## RECORDS SHOWN

* * *

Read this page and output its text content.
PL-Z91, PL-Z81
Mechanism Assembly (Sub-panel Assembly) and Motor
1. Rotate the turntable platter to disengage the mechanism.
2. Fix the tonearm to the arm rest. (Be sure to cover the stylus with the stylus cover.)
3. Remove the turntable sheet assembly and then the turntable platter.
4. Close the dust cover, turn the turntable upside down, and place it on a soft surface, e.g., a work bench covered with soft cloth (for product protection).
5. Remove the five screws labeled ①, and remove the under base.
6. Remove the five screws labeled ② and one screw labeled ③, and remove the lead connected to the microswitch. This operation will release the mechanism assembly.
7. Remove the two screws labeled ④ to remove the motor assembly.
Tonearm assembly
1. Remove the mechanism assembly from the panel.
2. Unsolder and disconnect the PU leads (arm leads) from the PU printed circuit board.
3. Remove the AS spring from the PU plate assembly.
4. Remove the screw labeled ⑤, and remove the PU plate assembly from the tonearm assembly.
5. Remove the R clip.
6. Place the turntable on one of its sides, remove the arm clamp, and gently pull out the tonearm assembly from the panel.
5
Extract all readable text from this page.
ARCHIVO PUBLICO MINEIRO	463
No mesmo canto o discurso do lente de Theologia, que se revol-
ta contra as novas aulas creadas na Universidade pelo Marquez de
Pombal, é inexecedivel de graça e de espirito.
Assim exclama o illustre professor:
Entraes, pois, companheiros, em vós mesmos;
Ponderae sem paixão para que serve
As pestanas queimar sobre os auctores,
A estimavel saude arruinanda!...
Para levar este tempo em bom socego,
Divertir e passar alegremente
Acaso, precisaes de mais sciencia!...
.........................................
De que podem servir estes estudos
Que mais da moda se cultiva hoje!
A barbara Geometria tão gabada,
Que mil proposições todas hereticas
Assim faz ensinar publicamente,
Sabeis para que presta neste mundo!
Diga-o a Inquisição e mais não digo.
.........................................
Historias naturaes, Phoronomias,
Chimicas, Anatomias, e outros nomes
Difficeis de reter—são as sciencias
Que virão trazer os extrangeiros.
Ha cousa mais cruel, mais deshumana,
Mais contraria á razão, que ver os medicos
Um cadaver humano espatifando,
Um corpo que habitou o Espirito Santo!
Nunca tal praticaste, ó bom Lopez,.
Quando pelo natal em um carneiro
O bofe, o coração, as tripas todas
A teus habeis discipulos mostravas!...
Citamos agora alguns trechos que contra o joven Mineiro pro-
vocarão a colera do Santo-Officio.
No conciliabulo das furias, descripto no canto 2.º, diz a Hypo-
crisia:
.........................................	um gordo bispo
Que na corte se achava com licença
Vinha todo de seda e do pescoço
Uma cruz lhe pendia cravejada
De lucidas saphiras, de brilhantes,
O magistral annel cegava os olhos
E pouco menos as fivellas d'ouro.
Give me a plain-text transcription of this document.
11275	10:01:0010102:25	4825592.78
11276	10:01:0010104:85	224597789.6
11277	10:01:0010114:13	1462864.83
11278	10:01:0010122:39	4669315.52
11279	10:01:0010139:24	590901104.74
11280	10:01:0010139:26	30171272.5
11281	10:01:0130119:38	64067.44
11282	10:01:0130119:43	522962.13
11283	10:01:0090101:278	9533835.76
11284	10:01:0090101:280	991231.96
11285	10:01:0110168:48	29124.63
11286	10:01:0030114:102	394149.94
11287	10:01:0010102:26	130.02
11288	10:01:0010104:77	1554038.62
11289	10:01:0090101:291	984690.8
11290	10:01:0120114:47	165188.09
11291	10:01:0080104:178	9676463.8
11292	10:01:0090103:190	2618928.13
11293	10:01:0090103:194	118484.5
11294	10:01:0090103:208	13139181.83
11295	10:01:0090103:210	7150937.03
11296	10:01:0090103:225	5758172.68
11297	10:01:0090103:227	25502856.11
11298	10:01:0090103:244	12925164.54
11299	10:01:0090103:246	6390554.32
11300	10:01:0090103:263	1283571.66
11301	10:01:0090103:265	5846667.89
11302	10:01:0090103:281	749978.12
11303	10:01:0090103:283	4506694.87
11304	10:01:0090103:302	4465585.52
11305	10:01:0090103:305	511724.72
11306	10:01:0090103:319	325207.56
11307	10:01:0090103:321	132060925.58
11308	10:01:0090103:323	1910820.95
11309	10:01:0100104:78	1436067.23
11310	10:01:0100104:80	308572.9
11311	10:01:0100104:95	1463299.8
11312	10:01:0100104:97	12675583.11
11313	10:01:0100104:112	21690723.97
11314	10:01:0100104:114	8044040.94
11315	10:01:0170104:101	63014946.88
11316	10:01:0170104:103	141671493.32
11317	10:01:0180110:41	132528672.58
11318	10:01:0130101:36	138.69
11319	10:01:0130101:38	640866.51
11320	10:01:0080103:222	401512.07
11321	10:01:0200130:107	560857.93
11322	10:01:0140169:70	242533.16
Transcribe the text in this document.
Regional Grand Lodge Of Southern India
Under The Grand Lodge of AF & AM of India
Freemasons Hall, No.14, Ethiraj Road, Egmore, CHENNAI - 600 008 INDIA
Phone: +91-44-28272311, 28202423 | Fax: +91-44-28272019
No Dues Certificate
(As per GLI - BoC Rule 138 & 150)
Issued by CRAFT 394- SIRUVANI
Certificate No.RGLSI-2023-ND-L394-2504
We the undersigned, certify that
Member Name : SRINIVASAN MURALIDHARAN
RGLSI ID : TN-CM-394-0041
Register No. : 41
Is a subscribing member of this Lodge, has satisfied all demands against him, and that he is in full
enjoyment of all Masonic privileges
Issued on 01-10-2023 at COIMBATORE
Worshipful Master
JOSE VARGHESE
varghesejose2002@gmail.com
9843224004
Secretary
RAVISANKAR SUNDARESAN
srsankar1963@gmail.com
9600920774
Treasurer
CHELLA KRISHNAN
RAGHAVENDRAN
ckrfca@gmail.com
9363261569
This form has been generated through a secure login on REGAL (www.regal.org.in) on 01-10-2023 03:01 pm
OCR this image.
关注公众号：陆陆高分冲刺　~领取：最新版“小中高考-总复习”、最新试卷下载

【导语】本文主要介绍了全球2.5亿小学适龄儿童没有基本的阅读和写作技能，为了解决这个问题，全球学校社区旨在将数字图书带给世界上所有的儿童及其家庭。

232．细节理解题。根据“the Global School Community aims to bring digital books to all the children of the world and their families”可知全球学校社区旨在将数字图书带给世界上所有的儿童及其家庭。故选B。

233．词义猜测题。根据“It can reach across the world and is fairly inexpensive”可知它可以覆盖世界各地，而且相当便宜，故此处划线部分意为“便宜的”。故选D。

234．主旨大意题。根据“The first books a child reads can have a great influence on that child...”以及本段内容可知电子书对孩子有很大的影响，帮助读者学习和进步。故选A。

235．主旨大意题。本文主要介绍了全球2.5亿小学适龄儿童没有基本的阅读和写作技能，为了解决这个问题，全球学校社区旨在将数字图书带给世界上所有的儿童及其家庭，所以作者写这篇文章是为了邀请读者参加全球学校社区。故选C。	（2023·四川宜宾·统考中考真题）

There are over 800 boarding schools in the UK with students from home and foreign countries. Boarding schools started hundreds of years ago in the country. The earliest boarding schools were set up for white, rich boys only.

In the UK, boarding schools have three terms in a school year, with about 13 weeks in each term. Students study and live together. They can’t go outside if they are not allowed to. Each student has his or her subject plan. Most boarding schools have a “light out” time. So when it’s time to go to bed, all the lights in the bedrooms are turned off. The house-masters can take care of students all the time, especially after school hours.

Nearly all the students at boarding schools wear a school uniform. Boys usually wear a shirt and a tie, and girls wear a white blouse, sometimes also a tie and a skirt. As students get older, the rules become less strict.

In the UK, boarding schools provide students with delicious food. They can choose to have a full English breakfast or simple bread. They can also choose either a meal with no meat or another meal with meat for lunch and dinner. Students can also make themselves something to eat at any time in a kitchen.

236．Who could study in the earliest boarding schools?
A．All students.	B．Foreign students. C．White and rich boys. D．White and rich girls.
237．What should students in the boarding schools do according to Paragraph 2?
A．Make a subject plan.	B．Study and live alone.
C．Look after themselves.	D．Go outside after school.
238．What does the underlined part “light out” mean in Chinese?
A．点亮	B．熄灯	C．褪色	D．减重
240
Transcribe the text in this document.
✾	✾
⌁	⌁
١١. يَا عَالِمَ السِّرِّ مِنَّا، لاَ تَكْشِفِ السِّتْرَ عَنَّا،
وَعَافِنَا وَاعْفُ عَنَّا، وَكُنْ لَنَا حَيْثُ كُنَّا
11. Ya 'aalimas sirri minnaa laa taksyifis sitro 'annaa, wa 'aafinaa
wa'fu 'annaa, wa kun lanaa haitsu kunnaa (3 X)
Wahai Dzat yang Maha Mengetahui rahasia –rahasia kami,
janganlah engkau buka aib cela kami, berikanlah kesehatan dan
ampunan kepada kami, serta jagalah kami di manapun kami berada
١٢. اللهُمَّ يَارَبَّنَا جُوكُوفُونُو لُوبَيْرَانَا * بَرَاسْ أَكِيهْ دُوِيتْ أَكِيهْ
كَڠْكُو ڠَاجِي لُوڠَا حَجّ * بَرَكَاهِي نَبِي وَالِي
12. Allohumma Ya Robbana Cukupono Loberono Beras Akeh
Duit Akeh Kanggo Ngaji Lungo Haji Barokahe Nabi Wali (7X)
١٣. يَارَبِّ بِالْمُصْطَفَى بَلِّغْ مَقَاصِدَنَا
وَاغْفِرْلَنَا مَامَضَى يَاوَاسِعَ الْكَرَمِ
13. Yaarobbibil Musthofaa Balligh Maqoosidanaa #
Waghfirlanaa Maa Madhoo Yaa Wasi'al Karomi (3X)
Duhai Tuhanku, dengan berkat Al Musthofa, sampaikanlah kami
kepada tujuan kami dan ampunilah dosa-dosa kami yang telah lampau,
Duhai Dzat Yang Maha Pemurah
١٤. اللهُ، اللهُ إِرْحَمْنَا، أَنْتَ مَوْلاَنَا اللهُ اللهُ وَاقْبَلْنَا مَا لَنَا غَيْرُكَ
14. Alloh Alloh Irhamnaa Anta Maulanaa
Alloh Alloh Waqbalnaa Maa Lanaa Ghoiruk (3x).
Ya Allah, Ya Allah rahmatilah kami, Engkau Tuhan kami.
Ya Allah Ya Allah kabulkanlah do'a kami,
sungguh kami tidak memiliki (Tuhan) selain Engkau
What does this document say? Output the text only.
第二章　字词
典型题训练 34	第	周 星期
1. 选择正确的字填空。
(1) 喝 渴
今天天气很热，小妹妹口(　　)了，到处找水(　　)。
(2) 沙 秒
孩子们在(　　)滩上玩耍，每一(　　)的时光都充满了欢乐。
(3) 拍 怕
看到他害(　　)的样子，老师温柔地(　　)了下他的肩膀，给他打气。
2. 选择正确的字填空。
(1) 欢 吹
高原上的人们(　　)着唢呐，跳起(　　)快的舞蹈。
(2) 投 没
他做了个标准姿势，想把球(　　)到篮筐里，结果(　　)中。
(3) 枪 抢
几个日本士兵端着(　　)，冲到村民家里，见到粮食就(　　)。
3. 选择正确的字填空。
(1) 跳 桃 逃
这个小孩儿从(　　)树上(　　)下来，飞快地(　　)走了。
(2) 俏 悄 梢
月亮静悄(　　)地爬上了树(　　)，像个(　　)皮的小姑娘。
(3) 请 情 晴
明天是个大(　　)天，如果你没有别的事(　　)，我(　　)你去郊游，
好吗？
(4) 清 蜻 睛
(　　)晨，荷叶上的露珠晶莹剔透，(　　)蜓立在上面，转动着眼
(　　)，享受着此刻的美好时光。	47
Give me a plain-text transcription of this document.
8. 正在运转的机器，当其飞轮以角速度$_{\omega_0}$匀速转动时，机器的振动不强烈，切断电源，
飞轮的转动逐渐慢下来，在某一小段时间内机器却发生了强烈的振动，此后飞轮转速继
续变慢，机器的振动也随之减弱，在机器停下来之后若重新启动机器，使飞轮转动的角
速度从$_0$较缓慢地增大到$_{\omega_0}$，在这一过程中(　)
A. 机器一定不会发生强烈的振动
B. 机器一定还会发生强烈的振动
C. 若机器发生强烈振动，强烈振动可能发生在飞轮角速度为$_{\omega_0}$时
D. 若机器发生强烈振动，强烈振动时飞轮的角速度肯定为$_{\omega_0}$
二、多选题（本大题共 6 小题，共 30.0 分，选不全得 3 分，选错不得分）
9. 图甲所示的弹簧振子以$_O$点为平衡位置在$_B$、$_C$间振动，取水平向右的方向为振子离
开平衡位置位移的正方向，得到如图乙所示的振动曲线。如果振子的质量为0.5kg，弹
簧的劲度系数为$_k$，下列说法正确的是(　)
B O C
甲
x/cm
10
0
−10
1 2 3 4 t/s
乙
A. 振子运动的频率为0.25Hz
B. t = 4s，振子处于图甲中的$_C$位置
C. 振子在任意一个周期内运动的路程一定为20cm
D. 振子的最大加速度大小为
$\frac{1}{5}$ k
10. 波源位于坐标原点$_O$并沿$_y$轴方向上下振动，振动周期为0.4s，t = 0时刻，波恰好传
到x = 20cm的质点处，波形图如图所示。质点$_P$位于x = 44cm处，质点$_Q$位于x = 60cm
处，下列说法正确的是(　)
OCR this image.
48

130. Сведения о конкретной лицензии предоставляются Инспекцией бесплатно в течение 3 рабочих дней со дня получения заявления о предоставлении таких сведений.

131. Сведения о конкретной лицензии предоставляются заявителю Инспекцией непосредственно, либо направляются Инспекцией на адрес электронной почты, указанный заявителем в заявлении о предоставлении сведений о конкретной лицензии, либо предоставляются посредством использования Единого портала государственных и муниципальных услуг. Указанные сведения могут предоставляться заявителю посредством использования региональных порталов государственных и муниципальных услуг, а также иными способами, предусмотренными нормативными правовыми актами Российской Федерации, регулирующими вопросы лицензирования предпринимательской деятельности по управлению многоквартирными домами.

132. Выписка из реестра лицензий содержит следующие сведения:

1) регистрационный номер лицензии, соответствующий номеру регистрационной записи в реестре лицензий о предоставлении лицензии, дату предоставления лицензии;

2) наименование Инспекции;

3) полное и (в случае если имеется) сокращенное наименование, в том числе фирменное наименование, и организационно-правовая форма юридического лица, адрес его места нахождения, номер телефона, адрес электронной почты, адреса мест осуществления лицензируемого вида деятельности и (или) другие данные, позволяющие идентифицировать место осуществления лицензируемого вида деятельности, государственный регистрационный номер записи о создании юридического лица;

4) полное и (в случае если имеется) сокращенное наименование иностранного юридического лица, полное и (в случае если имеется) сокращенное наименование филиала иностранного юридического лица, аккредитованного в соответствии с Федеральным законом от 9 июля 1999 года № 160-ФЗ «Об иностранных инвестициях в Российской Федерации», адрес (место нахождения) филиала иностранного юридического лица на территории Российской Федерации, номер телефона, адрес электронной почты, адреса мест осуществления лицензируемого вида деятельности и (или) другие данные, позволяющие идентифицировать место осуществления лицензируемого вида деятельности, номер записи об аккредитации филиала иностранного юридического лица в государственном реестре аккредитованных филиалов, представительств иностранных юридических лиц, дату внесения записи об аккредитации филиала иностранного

* * *

## WHAT YOU SHOULD DO
Work through the records line by line and tally those holding "Akeh". Reply with the number alone.

## WORKED ANSWER
2